Directions for this task
Collect all lines containing the word "Gbps" from the data.

** Start of Provided records **

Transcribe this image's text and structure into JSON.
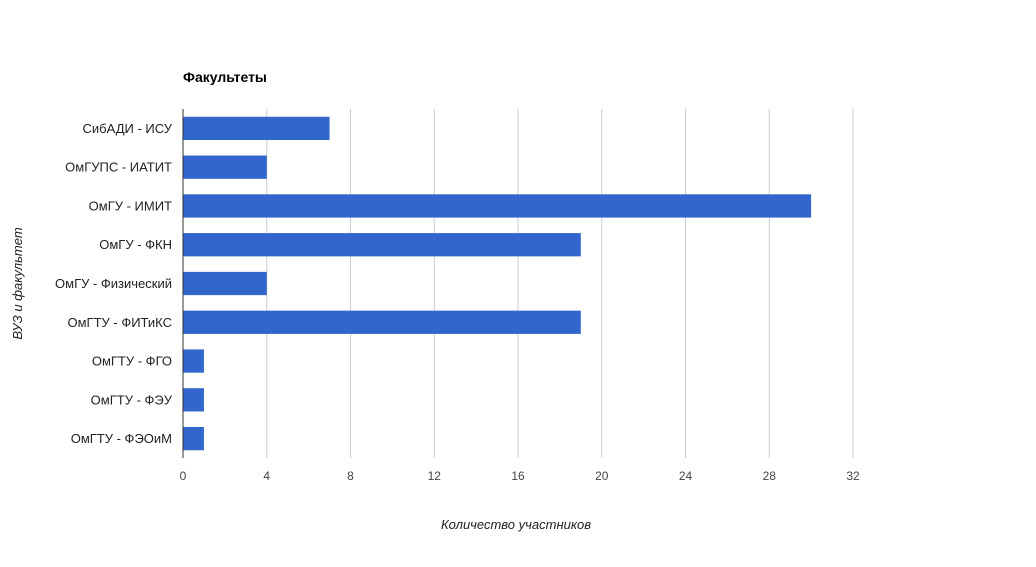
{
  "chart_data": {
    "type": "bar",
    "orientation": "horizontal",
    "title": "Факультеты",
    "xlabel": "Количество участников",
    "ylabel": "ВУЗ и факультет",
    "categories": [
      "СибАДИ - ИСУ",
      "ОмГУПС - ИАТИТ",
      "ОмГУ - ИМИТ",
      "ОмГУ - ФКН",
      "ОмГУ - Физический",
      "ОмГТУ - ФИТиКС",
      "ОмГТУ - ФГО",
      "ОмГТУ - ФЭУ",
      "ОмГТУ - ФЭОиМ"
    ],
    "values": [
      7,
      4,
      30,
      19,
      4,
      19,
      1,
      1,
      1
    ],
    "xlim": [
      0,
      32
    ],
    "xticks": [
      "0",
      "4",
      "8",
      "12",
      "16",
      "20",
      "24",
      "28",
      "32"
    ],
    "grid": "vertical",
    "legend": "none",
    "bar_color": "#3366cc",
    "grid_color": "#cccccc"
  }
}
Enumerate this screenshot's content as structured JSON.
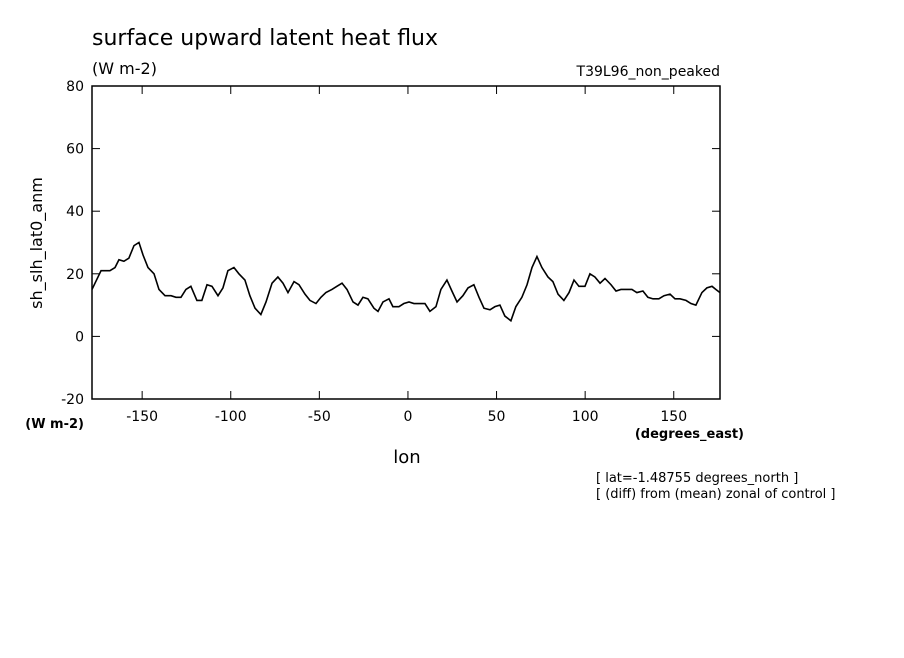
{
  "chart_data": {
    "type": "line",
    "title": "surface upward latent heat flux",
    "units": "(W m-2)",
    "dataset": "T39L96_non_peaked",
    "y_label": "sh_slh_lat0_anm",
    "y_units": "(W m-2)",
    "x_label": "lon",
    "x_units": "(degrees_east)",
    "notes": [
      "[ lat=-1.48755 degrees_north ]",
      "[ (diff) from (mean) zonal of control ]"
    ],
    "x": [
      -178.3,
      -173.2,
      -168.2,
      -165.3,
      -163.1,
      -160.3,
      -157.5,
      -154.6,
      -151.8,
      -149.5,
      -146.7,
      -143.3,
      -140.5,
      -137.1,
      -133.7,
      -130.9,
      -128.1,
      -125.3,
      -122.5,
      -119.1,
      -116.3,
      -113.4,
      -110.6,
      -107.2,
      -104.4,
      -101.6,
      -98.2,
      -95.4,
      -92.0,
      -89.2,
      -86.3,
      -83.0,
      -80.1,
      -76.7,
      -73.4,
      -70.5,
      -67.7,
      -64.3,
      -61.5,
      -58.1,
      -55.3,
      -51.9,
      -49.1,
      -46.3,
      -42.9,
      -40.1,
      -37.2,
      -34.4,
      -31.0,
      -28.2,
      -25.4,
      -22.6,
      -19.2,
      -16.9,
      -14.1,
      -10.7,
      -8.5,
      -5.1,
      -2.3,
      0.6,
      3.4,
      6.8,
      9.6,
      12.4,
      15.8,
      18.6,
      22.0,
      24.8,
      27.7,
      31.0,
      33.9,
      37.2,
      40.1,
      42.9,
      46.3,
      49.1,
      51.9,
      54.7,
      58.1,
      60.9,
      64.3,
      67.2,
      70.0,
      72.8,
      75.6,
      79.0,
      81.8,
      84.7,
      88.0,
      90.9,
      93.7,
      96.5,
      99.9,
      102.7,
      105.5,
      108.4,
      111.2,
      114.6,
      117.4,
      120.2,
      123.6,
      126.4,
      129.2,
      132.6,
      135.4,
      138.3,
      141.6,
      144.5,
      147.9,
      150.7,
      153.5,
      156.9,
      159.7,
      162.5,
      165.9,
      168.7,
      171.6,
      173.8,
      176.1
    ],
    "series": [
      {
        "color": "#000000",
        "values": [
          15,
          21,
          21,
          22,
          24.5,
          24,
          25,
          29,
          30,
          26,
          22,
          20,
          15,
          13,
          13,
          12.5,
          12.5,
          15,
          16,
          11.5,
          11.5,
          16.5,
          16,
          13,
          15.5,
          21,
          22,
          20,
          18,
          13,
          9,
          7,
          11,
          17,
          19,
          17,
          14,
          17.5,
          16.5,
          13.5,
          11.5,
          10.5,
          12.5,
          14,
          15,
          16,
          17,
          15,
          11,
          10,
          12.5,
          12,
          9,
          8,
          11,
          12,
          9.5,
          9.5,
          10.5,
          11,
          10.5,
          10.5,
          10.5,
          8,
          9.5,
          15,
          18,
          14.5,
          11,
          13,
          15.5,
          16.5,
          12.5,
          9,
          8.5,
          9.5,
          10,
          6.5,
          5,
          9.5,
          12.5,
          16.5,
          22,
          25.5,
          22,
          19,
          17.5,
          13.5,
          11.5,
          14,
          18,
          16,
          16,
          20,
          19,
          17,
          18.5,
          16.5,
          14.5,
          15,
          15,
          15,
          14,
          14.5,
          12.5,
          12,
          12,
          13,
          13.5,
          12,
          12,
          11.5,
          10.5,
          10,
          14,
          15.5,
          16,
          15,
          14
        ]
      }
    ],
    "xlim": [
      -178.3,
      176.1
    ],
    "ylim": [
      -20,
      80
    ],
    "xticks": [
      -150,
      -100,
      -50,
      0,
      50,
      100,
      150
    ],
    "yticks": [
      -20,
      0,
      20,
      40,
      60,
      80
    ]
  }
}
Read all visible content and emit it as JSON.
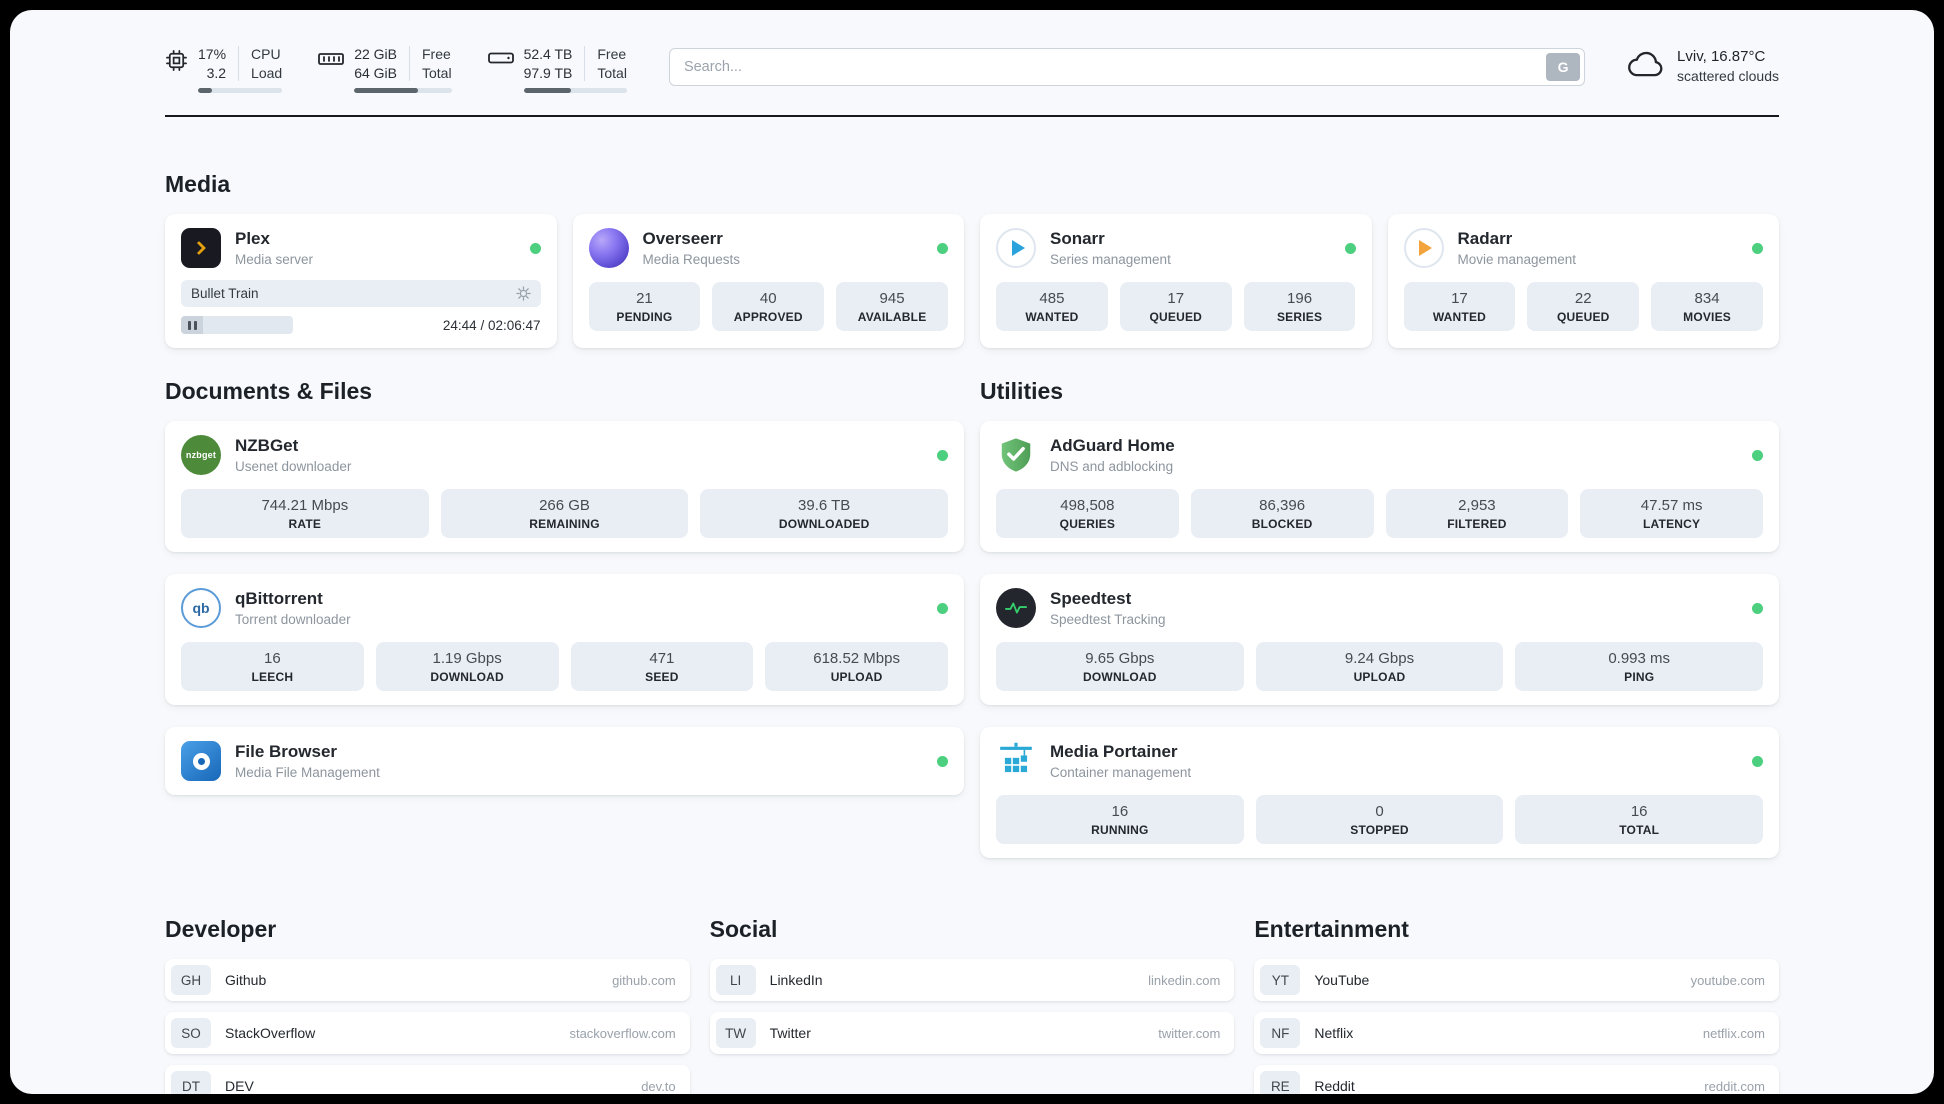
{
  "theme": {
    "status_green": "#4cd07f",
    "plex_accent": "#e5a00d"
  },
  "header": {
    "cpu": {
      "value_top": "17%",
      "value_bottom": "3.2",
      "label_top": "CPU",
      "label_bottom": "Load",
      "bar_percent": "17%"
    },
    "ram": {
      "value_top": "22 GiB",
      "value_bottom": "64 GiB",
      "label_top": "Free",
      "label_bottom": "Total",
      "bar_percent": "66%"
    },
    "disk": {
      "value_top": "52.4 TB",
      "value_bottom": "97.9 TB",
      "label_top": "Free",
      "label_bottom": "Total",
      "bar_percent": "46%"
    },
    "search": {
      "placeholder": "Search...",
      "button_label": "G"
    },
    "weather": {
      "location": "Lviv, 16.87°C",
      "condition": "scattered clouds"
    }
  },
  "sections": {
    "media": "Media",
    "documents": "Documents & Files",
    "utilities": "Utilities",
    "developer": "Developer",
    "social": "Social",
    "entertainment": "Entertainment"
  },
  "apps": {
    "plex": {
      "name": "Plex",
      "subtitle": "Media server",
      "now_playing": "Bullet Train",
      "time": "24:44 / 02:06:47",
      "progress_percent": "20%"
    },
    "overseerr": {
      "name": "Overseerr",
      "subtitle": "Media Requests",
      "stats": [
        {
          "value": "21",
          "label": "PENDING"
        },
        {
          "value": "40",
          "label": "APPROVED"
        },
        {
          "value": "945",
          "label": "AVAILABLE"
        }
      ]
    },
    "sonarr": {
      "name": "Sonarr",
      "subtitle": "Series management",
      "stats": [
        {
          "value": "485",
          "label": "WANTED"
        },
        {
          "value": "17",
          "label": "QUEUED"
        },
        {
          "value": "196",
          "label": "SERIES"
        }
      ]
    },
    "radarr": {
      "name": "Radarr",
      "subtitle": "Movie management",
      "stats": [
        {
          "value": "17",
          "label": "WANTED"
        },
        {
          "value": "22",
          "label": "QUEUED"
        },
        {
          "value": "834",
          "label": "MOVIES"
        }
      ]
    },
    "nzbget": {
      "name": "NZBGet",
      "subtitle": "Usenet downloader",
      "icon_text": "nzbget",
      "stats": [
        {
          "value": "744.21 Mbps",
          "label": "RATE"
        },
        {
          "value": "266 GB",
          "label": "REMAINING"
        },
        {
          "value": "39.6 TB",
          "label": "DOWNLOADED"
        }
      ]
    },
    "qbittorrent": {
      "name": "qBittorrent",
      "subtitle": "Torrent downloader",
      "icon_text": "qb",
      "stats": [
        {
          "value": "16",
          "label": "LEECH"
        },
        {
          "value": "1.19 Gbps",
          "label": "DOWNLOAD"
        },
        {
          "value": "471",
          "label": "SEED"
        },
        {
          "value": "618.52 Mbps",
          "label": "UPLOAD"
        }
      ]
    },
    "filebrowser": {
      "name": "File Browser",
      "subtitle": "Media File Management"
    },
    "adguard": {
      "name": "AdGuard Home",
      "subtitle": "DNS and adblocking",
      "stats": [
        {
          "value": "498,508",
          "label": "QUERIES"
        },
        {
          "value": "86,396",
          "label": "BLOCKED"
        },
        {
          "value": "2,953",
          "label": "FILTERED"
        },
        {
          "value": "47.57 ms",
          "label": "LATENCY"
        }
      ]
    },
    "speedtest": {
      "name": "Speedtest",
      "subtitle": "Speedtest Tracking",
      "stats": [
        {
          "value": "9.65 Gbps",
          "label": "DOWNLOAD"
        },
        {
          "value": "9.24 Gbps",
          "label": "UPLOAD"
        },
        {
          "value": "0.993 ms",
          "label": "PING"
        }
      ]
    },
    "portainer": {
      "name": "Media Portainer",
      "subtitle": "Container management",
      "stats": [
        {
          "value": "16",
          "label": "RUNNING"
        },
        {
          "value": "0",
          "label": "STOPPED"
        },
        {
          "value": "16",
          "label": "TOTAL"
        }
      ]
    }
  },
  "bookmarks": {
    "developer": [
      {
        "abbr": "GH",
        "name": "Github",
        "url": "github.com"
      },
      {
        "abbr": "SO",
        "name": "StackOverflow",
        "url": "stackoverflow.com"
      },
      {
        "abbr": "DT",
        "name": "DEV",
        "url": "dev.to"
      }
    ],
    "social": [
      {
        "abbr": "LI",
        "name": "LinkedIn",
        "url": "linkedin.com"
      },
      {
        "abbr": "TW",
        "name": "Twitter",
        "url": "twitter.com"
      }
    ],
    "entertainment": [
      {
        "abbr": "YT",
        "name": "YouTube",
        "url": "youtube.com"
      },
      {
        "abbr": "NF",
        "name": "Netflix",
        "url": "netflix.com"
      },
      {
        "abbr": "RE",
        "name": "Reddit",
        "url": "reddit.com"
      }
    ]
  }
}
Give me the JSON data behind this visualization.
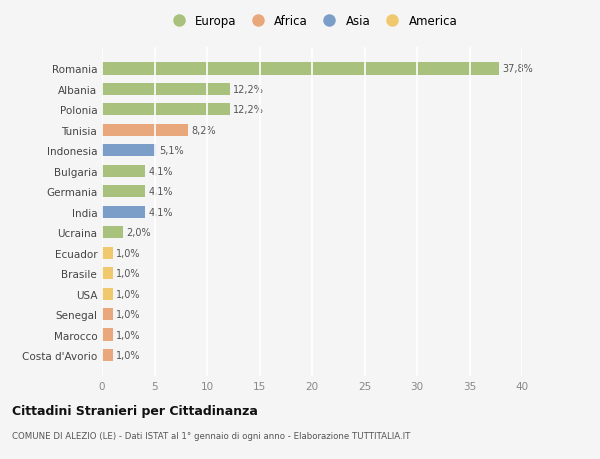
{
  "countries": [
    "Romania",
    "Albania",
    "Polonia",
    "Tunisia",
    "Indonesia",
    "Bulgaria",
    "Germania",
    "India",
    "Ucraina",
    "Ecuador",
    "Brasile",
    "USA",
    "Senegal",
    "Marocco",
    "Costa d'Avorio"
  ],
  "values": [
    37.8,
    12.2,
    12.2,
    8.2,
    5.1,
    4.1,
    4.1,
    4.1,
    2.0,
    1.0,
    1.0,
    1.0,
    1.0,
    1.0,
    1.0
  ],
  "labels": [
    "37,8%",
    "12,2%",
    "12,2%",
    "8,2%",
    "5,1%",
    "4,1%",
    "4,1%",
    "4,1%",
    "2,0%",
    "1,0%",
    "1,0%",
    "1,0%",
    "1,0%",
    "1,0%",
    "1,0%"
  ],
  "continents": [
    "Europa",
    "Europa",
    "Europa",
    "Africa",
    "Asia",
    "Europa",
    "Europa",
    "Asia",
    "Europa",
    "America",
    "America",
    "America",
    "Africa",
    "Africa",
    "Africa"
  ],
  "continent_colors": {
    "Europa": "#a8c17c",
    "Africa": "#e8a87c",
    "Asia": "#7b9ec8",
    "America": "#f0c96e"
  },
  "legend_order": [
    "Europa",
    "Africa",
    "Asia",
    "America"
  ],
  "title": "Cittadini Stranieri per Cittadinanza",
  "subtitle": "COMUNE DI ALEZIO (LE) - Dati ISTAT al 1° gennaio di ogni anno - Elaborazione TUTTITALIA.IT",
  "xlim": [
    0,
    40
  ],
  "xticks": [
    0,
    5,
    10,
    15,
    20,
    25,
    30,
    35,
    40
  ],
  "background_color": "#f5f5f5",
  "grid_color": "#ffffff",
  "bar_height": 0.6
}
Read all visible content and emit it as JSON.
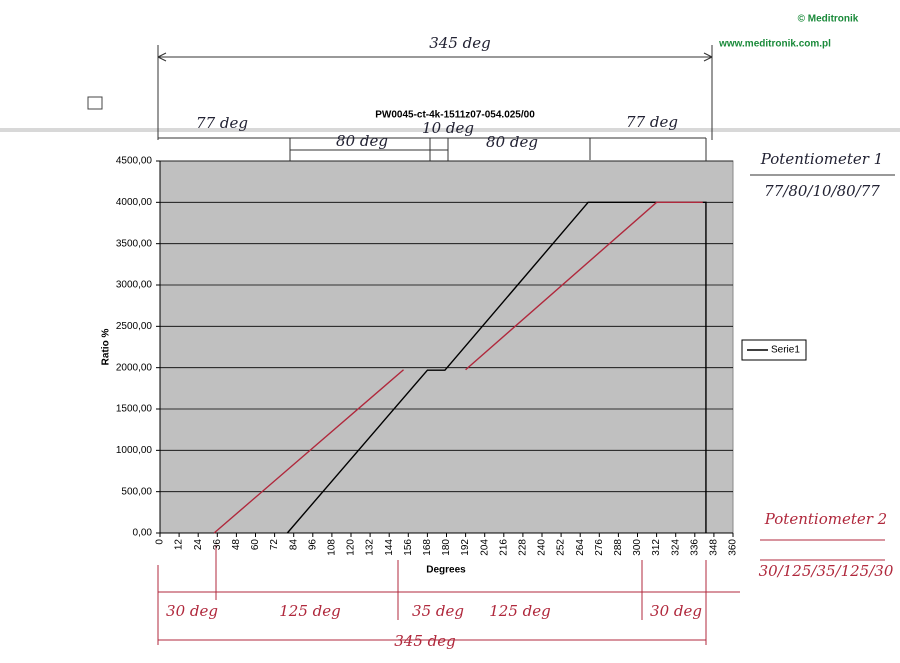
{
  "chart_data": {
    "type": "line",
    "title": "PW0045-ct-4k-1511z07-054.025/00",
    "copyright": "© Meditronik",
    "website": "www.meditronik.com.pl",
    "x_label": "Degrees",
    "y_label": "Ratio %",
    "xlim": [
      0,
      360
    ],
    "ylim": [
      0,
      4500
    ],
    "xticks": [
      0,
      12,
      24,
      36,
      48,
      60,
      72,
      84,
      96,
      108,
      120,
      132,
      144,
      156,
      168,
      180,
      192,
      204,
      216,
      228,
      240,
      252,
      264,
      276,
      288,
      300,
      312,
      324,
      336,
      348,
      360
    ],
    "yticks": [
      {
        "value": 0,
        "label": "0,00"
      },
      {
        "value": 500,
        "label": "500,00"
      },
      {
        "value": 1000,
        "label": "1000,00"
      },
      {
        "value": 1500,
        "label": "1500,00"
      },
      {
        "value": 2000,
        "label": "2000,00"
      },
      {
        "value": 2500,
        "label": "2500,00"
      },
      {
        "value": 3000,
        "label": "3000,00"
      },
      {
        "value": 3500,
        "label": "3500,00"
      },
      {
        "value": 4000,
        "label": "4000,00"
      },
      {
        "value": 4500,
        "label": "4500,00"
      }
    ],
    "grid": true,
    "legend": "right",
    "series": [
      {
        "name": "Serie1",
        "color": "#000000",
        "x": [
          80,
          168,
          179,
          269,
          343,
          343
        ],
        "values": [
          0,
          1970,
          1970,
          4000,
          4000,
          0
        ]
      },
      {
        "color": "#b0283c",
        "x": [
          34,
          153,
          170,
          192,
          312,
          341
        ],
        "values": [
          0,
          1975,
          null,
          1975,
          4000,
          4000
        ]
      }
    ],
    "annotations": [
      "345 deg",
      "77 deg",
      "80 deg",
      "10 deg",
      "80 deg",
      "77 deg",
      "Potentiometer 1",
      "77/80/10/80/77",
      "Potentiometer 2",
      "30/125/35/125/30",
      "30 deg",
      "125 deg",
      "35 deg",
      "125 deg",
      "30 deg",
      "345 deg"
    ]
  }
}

** End of Provided records **

Result of this task
          "value": "1.19 Gbps",
          "value": "9.65 Gbps",
          "value": "9.24 Gbps",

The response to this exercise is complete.